(Visual layout annotation data)
-- START --

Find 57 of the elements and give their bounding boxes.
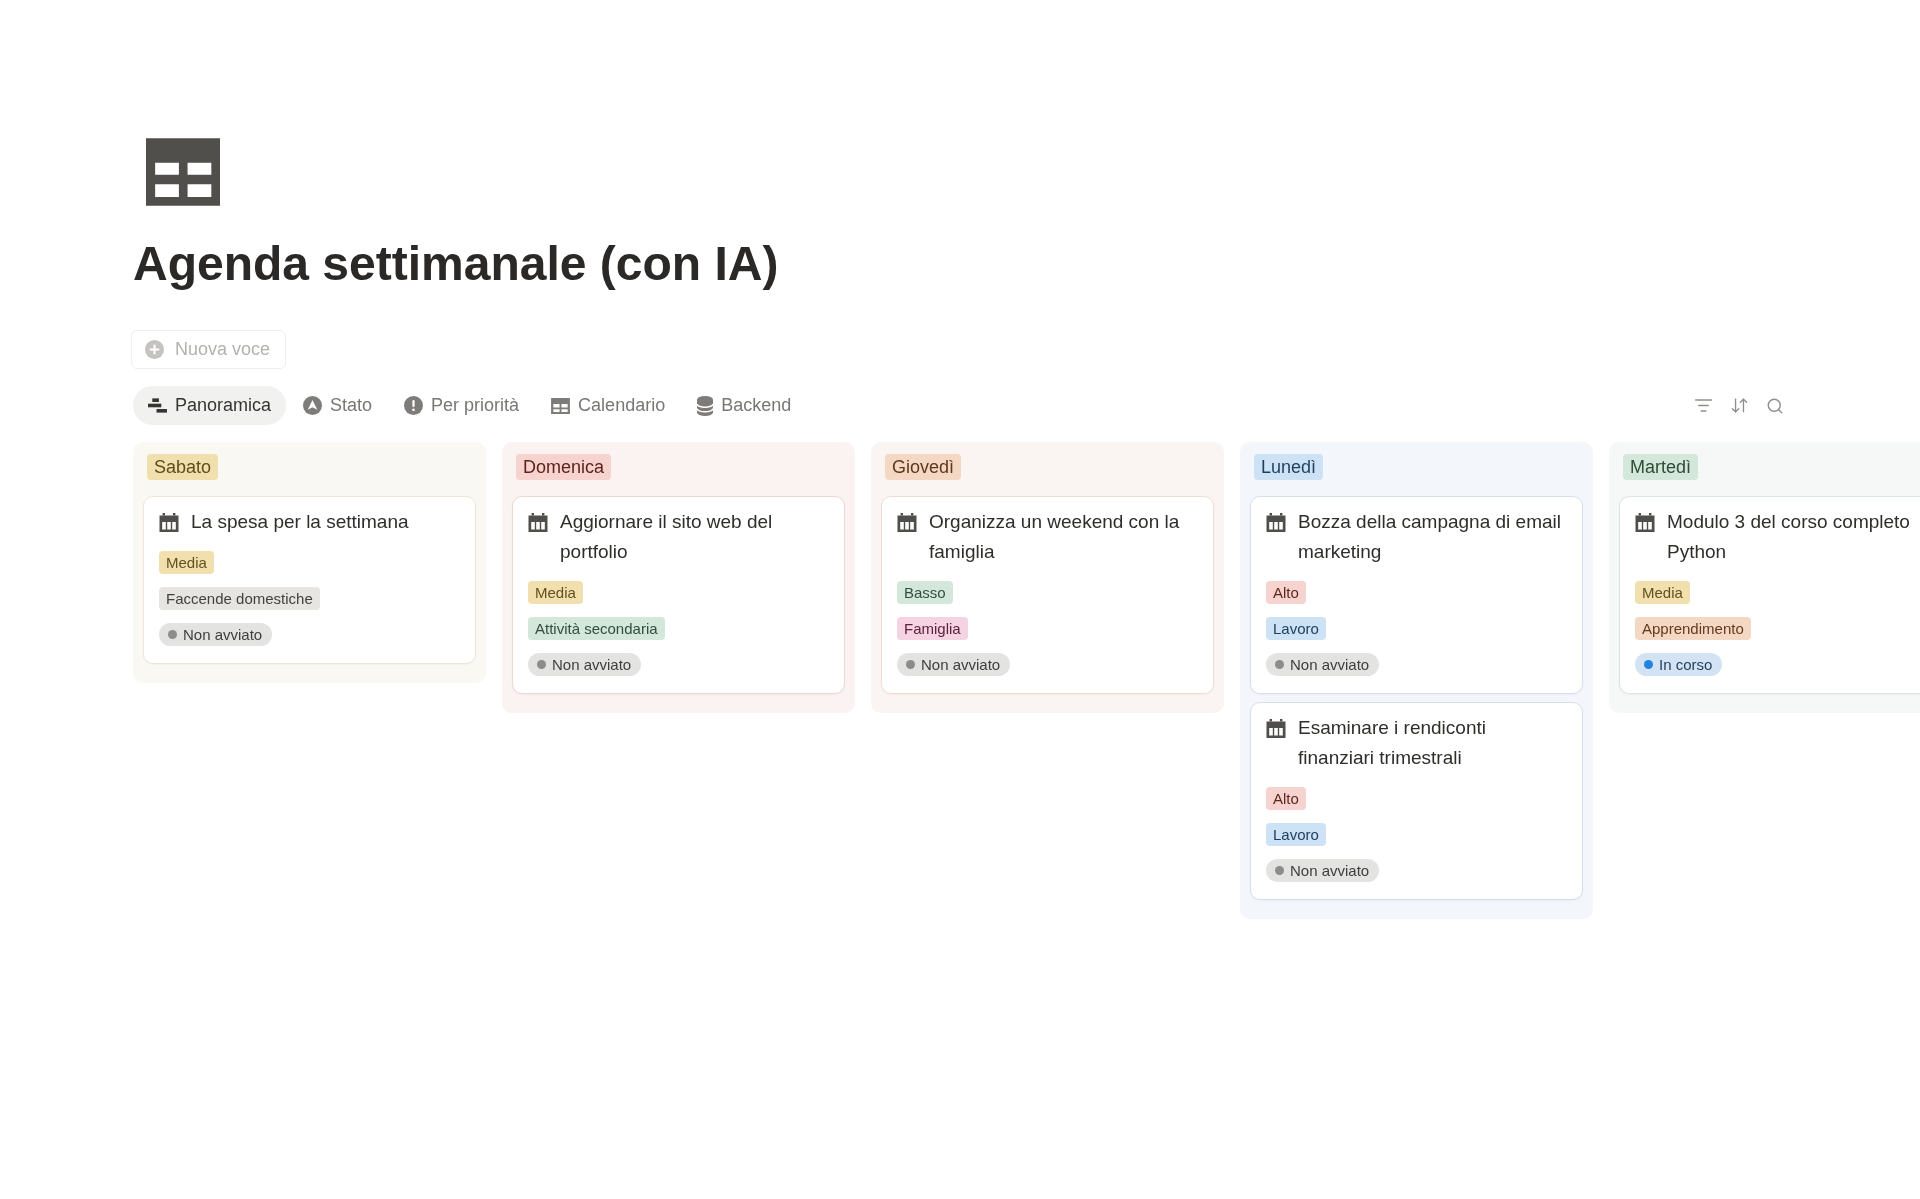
calendar-icon: [1266, 719, 1286, 738]
view-tab[interactable]: Backend: [682, 386, 807, 425]
card-title: Aggiornare il sito web del portfolio: [560, 510, 774, 564]
card-title: Esaminare i rendiconti finanziari trimestrali: [1298, 716, 1487, 770]
day-tag: Lunedì: [1254, 454, 1324, 480]
search-icon: [1766, 396, 1784, 415]
card-title: Bozza della campagna di email marketing: [1298, 510, 1562, 564]
status-label: Non avviato: [921, 655, 1001, 675]
day-tag: Martedì: [1623, 454, 1699, 480]
plus-circle-icon: [145, 340, 164, 359]
table-icon: [551, 397, 571, 414]
page-title: Agenda settimanale (con IA): [133, 236, 779, 292]
calendar-icon: [1266, 513, 1286, 532]
sort-icon: [1729, 396, 1749, 415]
priority-tag: Alto: [1266, 787, 1306, 810]
task-card[interactable]: La spesa per la settimana Media Faccende domestiche Non avviato: [143, 496, 476, 664]
card-title: Organizza un weekend con la famiglia: [929, 510, 1181, 564]
priority-tag: Media: [159, 551, 214, 574]
category-tag: Apprendimento: [1635, 617, 1751, 640]
exclamation-circle-icon: [404, 396, 424, 415]
calendar-icon: [528, 513, 548, 532]
day-tag: Sabato: [147, 454, 219, 480]
table-icon: [146, 138, 220, 206]
priority-tag: Basso: [897, 581, 953, 604]
status-label: Non avviato: [183, 625, 263, 645]
calendar-icon: [159, 513, 179, 532]
category-tag: Famiglia: [897, 617, 968, 640]
status-label: Non avviato: [1290, 655, 1370, 675]
stacked-bars-icon: [148, 398, 167, 413]
calendar-icon: [1635, 513, 1655, 532]
day-tag: Giovedì: [885, 454, 962, 480]
category-tag: Lavoro: [1266, 823, 1326, 846]
status-label: Non avviato: [552, 655, 632, 675]
calendar-icon: [897, 513, 917, 532]
category-tag: Lavoro: [1266, 617, 1326, 640]
filter-icon: [1693, 396, 1713, 415]
priority-tag: Alto: [1266, 581, 1306, 604]
category-tag: Faccende domestiche: [159, 587, 320, 610]
card-title: La spesa per la settimana: [191, 510, 409, 534]
category-tag: Attività secondaria: [528, 617, 665, 640]
task-card[interactable]: Bozza della campagna di email marketing Alto Lavoro Non avviato: [1250, 496, 1583, 694]
status-label: In corso: [1659, 655, 1713, 675]
database-icon: [697, 395, 714, 416]
task-card[interactable]: Aggiornare il sito web del portfolio Media Attività secondaria Non avviato: [512, 496, 845, 694]
task-card[interactable]: Esaminare i rendiconti finanziari trimestrali Alto Lavoro Non avviato: [1250, 702, 1583, 900]
task-card[interactable]: Organizza un weekend con la famiglia Basso Famiglia Non avviato: [881, 496, 1214, 694]
view-tab[interactable]: Per priorità: [389, 386, 535, 425]
day-tag: Domenica: [516, 454, 612, 480]
view-tab[interactable]: Calendario: [536, 386, 681, 425]
view-tab[interactable]: Stato: [288, 386, 388, 425]
card-title: Modulo 3 del corso completo Python: [1667, 510, 1910, 564]
priority-tag: Media: [528, 581, 583, 604]
task-card[interactable]: Modulo 3 del corso completo Python Media Apprendimento In corso: [1619, 496, 1920, 694]
status-label: Non avviato: [1290, 861, 1370, 881]
view-tab[interactable]: Panoramica: [133, 386, 287, 425]
arrow-circle-icon: [303, 396, 323, 415]
priority-tag: Media: [1635, 581, 1690, 604]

-- END --

▶ **TO DO**: Rewrite the lines of the records as a numbered list with blank lines omitted, beginning at the line that contains "calendar-icon: [1266, 719, 1286, 738]" and stopping after the line that contains "category-tag: Apprendimento: [1635, 617, 1751, 640]".

▶ **WRITTEN ANSWER**:
1. calendar-icon: [1266, 719, 1286, 738]
2. view-tab[interactable]: Backend: [682, 386, 807, 425]
3. card-title: Aggiornare il sito web del portfolio: [560, 510, 774, 564]
4. card-title: Esaminare i rendiconti finanziari trimestrali: [1298, 716, 1487, 770]
5. day-tag: Lunedì: [1254, 454, 1324, 480]
6. search-icon: [1766, 396, 1784, 415]
7. card-title: Bozza della campagna di email marketing: [1298, 510, 1562, 564]
8. status-label: Non avviato: [921, 655, 1001, 675]
9. day-tag: Martedì: [1623, 454, 1699, 480]
10. plus-circle-icon: [145, 340, 164, 359]
11. table-icon: [551, 397, 571, 414]
12. page-title: Agenda settimanale (con IA): [133, 236, 779, 292]
13. calendar-icon: [1266, 513, 1286, 532]
14. sort-icon: [1729, 396, 1749, 415]
15. priority-tag: Alto: [1266, 787, 1306, 810]
16. task-card[interactable]: La spesa per la settimana Media Faccende domestiche Non avviato: [143, 496, 476, 664]
17. card-title: Organizza un weekend con la famiglia: [929, 510, 1181, 564]
18. priority-tag: Media: [159, 551, 214, 574]
19. category-tag: Apprendimento: [1635, 617, 1751, 640]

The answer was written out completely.